─── RAW RECORDS

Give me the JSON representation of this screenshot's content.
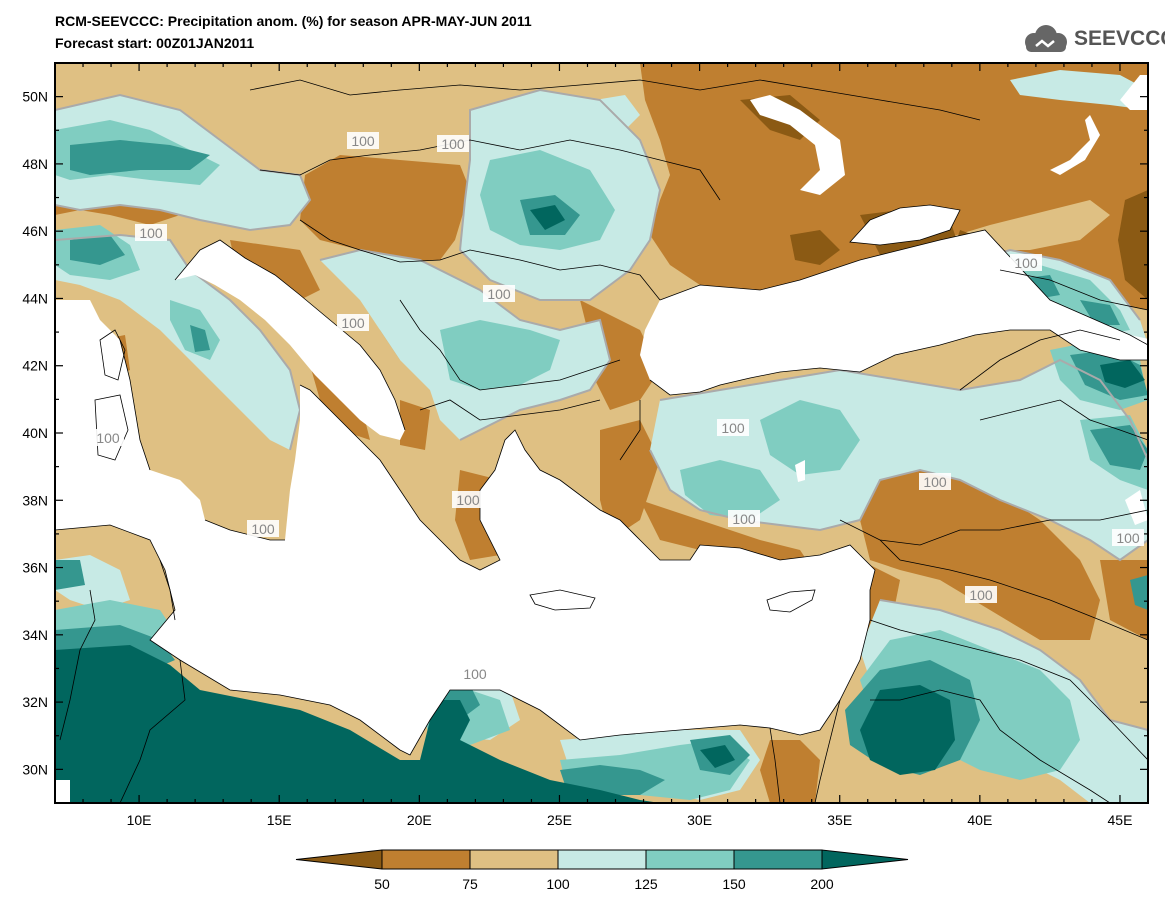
{
  "header": {
    "title": "RCM-SEEVCCC: Precipitation anom. (%) for season APR-MAY-JUN 2011",
    "subtitle": "Forecast start: 00Z01JAN2011",
    "logo_text": "SEEVCCC"
  },
  "map": {
    "lon_range": [
      7,
      46
    ],
    "lat_range": [
      29,
      51
    ],
    "lon_ticks": [
      "10E",
      "15E",
      "20E",
      "25E",
      "30E",
      "35E",
      "40E",
      "45E"
    ],
    "lat_ticks": [
      "50N",
      "48N",
      "46N",
      "44N",
      "42N",
      "40N",
      "38N",
      "36N",
      "34N",
      "32N",
      "30N"
    ],
    "contour_label": "100",
    "colors": {
      "below_50": "#8b5a14",
      "50_75": "#bf7f30",
      "75_100": "#dfc083",
      "100_125": "#c7eae5",
      "125_150": "#80cdc1",
      "150_200": "#35978f",
      "above_200": "#01665e",
      "contour": "#aaaaaa"
    }
  },
  "colorbar": {
    "labels": [
      "50",
      "75",
      "100",
      "125",
      "150",
      "200"
    ],
    "colors": [
      "#8b5a14",
      "#bf7f30",
      "#dfc083",
      "#c7eae5",
      "#80cdc1",
      "#35978f",
      "#01665e"
    ]
  }
}
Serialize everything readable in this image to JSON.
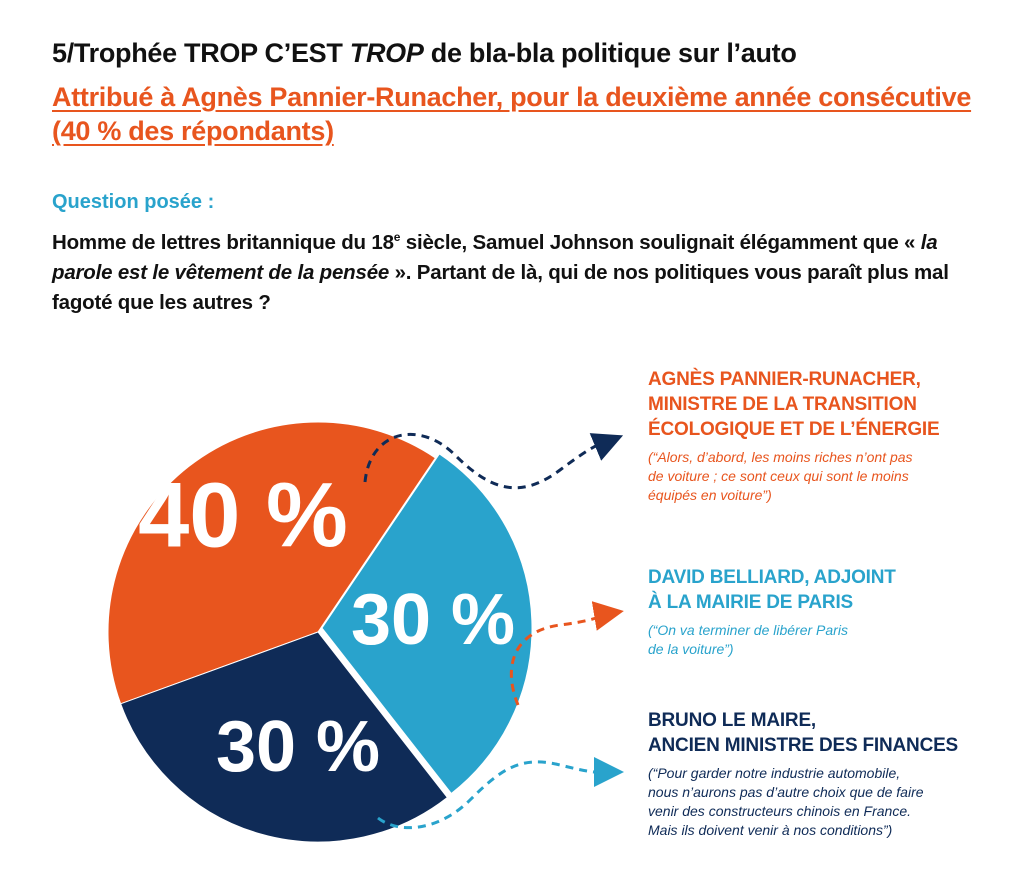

──────

** PROBLEM REQUIREMENTS **
Look through the entries above and report each line where the string "JSON" occurs.

** RESULT FOR THIS EXERCISE **
Give me the JSON representation of this screenshot's content.
Serialize everything readable in this image to JSON.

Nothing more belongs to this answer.